* _Material provided_:
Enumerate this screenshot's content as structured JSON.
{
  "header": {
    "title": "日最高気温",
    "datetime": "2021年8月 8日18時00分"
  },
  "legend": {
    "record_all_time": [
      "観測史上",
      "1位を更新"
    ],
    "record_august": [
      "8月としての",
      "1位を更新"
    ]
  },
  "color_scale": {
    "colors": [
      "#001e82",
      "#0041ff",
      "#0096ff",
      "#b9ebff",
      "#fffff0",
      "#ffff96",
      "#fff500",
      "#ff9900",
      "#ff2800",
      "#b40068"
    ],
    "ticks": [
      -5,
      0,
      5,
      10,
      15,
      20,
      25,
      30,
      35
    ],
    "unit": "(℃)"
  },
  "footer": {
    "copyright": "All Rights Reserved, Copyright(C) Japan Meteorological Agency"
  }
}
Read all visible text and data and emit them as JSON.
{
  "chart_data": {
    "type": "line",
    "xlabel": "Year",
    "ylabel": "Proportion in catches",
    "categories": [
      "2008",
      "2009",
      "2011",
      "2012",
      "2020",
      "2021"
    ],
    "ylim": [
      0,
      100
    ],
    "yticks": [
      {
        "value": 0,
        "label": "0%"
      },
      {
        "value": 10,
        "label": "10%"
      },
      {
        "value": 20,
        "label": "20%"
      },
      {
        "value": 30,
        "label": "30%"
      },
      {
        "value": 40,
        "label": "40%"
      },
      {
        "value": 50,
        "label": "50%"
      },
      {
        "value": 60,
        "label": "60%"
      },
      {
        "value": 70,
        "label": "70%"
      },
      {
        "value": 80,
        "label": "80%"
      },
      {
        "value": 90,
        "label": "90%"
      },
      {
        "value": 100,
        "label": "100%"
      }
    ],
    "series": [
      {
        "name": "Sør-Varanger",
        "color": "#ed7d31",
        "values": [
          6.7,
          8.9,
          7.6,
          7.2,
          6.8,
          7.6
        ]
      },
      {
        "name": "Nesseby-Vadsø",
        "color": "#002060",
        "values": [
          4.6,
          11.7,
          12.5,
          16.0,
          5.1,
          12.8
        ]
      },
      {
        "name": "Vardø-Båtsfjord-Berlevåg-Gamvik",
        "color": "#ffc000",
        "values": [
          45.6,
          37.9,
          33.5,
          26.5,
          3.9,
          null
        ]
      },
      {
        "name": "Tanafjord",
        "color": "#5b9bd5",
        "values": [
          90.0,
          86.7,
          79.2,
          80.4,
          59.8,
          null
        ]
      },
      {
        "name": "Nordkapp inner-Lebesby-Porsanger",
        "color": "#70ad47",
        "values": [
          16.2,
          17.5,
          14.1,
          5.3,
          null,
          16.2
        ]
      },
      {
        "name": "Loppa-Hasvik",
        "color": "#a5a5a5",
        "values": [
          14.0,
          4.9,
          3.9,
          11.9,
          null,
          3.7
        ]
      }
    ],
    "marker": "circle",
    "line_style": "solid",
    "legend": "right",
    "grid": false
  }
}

* _Directions_:
Repeat the whole listing exactly, keeping every line intact.

* _Task output_:
Enumerate this screenshot's content as structured JSON.
{
  "header": {
    "title": "日最高気温",
    "datetime": "2021年8月 8日18時00分"
  },
  "legend": {
    "record_all_time": [
      "観測史上",
      "1位を更新"
    ],
    "record_august": [
      "8月としての",
      "1位を更新"
    ]
  },
  "color_scale": {
    "colors": [
      "#001e82",
      "#0041ff",
      "#0096ff",
      "#b9ebff",
      "#fffff0",
      "#ffff96",
      "#fff500",
      "#ff9900",
      "#ff2800",
      "#b40068"
    ],
    "ticks": [
      -5,
      0,
      5,
      10,
      15,
      20,
      25,
      30,
      35
    ],
    "unit": "(℃)"
  },
  "footer": {
    "copyright": "All Rights Reserved, Copyright(C) Japan Meteorological Agency"
  }
}
Read all visible text and data and emit them as JSON.
{
  "chart_data": {
    "type": "line",
    "xlabel": "Year",
    "ylabel": "Proportion in catches",
    "categories": [
      "2008",
      "2009",
      "2011",
      "2012",
      "2020",
      "2021"
    ],
    "ylim": [
      0,
      100
    ],
    "yticks": [
      {
        "value": 0,
        "label": "0%"
      },
      {
        "value": 10,
        "label": "10%"
      },
      {
        "value": 20,
        "label": "20%"
      },
      {
        "value": 30,
        "label": "30%"
      },
      {
        "value": 40,
        "label": "40%"
      },
      {
        "value": 50,
        "label": "50%"
      },
      {
        "value": 60,
        "label": "60%"
      },
      {
        "value": 70,
        "label": "70%"
      },
      {
        "value": 80,
        "label": "80%"
      },
      {
        "value": 90,
        "label": "90%"
      },
      {
        "value": 100,
        "label": "100%"
      }
    ],
    "series": [
      {
        "name": "Sør-Varanger",
        "color": "#ed7d31",
        "values": [
          6.7,
          8.9,
          7.6,
          7.2,
          6.8,
          7.6
        ]
      },
      {
        "name": "Nesseby-Vadsø",
        "color": "#002060",
        "values": [
          4.6,
          11.7,
          12.5,
          16.0,
          5.1,
          12.8
        ]
      },
      {
        "name": "Vardø-Båtsfjord-Berlevåg-Gamvik",
        "color": "#ffc000",
        "values": [
          45.6,
          37.9,
          33.5,
          26.5,
          3.9,
          null
        ]
      },
      {
        "name": "Tanafjord",
        "color": "#5b9bd5",
        "values": [
          90.0,
          86.7,
          79.2,
          80.4,
          59.8,
          null
        ]
      },
      {
        "name": "Nordkapp inner-Lebesby-Porsanger",
        "color": "#70ad47",
        "values": [
          16.2,
          17.5,
          14.1,
          5.3,
          null,
          16.2
        ]
      },
      {
        "name": "Loppa-Hasvik",
        "color": "#a5a5a5",
        "values": [
          14.0,
          4.9,
          3.9,
          11.9,
          null,
          3.7
        ]
      }
    ],
    "marker": "circle",
    "line_style": "solid",
    "legend": "right",
    "grid": false
  }
}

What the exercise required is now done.